Objective: Extract, from the listing that follows, each line containing the word "glyph".

[start]

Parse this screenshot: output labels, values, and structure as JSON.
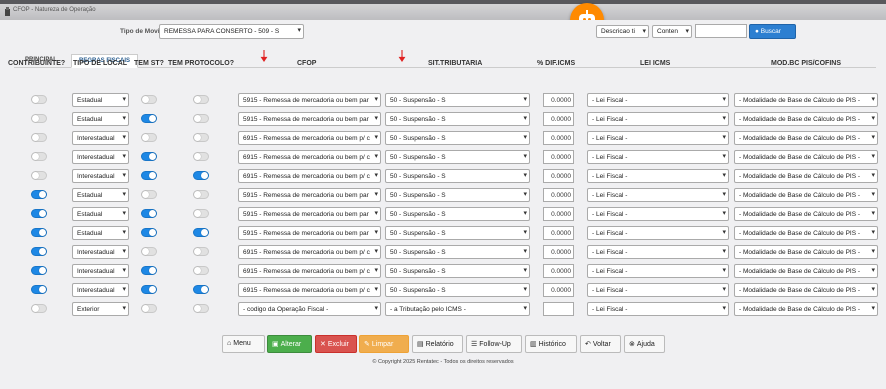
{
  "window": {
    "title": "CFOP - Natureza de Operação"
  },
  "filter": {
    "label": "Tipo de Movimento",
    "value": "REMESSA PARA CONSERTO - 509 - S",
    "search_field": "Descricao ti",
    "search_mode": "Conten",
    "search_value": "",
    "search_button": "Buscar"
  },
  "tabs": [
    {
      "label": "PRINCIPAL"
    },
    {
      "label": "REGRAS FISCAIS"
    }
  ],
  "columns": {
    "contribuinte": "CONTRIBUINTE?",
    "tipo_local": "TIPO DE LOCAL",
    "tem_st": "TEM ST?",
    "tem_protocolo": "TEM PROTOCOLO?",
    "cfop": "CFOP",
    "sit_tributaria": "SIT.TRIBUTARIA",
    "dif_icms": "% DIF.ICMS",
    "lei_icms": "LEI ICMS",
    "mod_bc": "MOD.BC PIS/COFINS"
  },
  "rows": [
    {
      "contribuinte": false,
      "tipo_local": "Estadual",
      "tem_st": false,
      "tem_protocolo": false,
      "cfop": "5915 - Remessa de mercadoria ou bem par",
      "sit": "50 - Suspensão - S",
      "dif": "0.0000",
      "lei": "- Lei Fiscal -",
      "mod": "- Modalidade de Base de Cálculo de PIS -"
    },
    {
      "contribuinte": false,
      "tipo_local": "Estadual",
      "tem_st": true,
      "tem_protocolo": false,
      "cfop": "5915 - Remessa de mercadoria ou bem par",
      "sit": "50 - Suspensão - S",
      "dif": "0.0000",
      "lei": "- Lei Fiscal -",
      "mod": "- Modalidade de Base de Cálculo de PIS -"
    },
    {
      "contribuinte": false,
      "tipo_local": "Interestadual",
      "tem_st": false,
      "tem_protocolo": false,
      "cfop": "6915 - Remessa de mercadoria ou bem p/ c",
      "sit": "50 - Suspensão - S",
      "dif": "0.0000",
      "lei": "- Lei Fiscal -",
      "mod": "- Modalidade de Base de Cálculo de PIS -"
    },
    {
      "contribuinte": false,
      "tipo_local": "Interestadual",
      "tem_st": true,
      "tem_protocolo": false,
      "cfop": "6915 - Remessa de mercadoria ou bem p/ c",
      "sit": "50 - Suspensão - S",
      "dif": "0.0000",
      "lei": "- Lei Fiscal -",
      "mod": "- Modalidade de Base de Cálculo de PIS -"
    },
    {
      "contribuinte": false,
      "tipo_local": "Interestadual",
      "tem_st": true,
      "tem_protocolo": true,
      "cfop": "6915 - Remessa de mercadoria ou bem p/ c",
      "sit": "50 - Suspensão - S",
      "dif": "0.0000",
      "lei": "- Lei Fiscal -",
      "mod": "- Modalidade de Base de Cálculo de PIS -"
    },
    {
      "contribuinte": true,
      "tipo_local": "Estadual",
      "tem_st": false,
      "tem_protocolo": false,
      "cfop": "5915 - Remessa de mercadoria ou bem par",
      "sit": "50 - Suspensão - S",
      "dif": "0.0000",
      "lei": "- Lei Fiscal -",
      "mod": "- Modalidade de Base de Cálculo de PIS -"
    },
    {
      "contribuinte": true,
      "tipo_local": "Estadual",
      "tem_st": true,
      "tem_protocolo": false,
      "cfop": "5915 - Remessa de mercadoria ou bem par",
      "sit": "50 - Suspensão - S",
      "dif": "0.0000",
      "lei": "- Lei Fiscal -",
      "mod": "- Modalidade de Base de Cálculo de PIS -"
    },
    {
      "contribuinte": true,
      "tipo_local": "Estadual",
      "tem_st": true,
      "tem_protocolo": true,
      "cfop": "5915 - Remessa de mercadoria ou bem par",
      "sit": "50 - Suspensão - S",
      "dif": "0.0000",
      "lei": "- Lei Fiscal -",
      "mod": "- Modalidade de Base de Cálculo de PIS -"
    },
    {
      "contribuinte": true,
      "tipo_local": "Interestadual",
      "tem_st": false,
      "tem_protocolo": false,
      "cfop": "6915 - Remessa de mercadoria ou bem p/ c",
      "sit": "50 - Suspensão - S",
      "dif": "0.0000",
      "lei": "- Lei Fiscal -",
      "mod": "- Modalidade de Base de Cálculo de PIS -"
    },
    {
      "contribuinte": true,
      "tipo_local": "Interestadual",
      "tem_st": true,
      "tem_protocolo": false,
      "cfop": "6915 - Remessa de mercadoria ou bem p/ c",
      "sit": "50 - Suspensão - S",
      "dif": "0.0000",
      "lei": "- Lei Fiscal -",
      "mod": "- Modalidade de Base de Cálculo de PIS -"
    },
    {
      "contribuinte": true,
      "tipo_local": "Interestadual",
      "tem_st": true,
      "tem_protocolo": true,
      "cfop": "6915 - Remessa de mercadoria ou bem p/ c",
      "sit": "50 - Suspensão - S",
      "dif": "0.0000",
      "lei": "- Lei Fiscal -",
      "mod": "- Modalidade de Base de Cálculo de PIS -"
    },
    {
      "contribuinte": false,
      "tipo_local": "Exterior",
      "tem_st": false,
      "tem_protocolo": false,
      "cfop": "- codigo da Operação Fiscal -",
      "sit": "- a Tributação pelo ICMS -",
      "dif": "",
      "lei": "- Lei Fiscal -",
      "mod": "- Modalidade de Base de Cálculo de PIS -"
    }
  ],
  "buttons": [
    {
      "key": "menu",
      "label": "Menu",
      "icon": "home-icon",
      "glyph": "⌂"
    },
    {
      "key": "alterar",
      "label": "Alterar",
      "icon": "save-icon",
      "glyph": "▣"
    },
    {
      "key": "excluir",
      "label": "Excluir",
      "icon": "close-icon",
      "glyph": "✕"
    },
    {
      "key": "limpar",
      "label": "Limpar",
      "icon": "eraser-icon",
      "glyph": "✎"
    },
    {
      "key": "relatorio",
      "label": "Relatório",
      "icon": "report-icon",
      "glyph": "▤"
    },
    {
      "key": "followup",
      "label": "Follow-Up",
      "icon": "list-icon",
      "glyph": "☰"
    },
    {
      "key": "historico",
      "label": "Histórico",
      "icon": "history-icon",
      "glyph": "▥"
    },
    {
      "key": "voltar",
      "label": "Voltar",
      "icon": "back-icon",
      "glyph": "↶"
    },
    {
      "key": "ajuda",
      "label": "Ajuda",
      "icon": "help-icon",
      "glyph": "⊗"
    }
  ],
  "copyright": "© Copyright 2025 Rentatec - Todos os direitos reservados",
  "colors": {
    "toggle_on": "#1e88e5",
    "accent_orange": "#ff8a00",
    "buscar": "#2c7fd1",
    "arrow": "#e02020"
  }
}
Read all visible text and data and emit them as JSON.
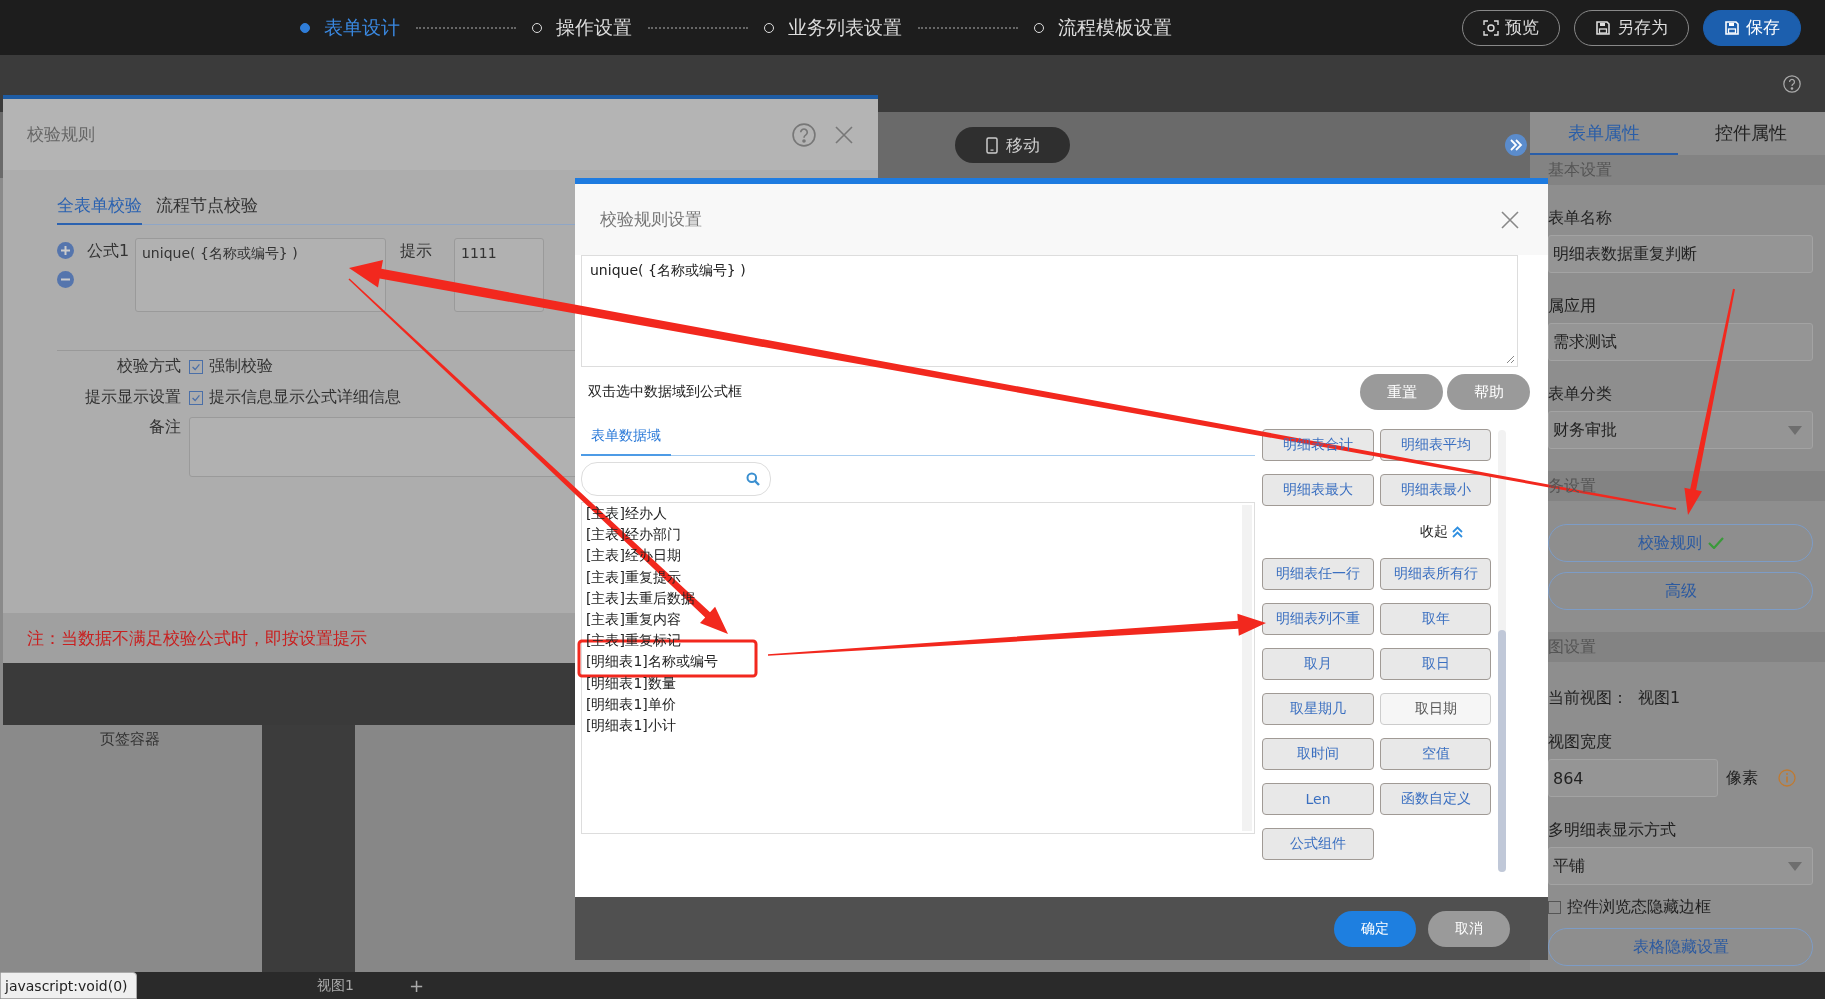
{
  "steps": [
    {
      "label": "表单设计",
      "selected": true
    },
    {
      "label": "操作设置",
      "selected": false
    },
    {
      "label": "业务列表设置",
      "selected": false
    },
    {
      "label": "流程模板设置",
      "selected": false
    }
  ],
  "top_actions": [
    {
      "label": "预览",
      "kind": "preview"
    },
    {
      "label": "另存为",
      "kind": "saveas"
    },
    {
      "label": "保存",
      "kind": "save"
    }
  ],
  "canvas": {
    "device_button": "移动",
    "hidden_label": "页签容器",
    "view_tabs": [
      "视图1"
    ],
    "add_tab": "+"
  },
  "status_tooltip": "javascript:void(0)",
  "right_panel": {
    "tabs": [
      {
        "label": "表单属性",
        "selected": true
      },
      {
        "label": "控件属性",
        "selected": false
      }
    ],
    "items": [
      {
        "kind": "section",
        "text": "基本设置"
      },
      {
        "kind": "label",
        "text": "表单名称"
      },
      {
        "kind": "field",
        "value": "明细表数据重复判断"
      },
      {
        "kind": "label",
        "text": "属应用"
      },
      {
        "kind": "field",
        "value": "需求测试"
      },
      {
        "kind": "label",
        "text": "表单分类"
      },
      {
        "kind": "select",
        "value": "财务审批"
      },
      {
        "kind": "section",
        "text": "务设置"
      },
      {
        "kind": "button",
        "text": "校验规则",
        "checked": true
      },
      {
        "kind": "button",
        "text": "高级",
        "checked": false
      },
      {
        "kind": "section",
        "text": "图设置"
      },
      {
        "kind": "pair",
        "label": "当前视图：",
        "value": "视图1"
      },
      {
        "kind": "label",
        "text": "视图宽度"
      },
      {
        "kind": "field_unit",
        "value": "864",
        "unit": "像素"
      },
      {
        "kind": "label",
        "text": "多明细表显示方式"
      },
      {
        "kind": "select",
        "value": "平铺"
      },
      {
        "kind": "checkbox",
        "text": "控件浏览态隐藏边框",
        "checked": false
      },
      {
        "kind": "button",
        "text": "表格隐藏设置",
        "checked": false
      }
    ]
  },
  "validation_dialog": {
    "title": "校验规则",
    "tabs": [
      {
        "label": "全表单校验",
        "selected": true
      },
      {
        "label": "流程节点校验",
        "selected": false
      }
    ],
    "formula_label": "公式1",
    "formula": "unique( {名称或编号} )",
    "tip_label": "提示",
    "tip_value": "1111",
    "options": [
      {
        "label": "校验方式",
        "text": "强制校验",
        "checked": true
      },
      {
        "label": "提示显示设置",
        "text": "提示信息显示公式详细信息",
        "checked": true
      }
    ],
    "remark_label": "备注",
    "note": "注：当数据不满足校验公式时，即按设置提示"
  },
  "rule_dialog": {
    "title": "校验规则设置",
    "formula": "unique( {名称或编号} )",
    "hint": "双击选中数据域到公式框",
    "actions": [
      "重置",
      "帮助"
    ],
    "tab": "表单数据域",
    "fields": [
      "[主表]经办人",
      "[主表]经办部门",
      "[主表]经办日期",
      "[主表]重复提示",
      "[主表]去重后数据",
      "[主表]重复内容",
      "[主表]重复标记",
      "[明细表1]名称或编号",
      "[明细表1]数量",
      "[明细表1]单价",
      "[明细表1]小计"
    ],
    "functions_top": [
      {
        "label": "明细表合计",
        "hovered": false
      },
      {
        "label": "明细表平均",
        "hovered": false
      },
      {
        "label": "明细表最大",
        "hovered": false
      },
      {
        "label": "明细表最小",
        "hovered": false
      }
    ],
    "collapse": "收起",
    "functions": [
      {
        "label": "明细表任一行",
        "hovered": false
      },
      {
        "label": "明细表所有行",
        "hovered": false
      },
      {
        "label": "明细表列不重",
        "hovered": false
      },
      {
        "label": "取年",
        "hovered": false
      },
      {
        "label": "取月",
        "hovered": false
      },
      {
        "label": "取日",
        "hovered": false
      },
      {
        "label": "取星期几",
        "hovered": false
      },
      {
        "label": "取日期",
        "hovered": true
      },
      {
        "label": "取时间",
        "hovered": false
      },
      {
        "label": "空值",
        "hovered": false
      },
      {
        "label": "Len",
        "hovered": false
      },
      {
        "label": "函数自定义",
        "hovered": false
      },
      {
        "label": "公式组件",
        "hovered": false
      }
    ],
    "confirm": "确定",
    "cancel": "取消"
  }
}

[end]
[start]

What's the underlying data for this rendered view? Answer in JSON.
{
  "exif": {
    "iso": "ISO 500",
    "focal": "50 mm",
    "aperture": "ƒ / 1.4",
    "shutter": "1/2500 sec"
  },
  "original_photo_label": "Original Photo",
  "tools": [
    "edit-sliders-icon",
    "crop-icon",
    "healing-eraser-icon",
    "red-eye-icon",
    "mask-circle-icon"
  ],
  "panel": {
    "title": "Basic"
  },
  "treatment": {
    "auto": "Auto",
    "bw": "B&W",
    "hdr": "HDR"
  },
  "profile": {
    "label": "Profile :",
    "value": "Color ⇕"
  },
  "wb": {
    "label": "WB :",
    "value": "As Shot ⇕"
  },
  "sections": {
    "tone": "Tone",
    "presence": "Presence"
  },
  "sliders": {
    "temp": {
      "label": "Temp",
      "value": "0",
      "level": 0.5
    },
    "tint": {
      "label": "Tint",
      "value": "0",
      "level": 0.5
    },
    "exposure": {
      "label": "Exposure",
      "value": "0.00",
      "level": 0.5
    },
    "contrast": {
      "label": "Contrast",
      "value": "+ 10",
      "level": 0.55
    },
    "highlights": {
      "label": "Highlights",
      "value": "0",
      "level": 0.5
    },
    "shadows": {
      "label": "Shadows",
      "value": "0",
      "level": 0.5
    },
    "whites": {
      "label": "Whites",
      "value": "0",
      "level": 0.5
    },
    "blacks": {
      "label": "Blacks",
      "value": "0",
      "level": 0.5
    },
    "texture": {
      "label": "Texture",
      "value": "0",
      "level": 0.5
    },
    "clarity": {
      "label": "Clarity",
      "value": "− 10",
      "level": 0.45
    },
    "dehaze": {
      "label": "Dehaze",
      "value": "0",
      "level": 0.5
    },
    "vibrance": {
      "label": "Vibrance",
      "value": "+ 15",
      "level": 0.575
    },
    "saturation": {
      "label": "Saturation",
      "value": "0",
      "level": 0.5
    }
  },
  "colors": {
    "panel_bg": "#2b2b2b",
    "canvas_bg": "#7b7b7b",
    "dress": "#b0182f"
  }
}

[end]

Right answer:
      "glyph": "⌂"
      "glyph": "▣"
      "glyph": "✕"
      "glyph": "✎"
      "glyph": "▤"
      "glyph": "☰"
      "glyph": "▥"
      "glyph": "↶"
      "glyph": "⊗"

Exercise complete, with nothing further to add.